Exercise details: Copy out each line that includes the word "aufgeteilt".

Records for processing:
******************************

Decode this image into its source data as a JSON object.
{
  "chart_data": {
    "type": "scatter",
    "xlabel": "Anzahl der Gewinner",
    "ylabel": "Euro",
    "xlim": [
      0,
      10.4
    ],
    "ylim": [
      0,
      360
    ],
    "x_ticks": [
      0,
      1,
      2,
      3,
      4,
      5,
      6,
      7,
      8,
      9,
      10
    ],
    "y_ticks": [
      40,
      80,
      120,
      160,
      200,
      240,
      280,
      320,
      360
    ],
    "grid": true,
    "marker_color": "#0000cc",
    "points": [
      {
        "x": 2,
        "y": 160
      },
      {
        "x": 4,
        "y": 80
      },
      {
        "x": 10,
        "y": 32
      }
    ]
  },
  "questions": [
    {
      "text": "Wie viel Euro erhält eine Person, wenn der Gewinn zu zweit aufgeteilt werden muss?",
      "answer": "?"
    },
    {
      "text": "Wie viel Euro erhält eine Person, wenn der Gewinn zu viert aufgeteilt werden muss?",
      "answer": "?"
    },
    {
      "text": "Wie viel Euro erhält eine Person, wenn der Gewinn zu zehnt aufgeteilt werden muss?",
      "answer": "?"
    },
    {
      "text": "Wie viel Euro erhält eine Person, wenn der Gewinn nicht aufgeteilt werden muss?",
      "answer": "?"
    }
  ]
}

******************************

Finished exercise:
      "text": "Wie viel Euro erhält eine Person, wenn der Gewinn zu zweit aufgeteilt werden muss?",
      "text": "Wie viel Euro erhält eine Person, wenn der Gewinn zu viert aufgeteilt werden muss?",
      "text": "Wie viel Euro erhält eine Person, wenn der Gewinn zu zehnt aufgeteilt werden muss?",
      "text": "Wie viel Euro erhält eine Person, wenn der Gewinn nicht aufgeteilt werden muss?",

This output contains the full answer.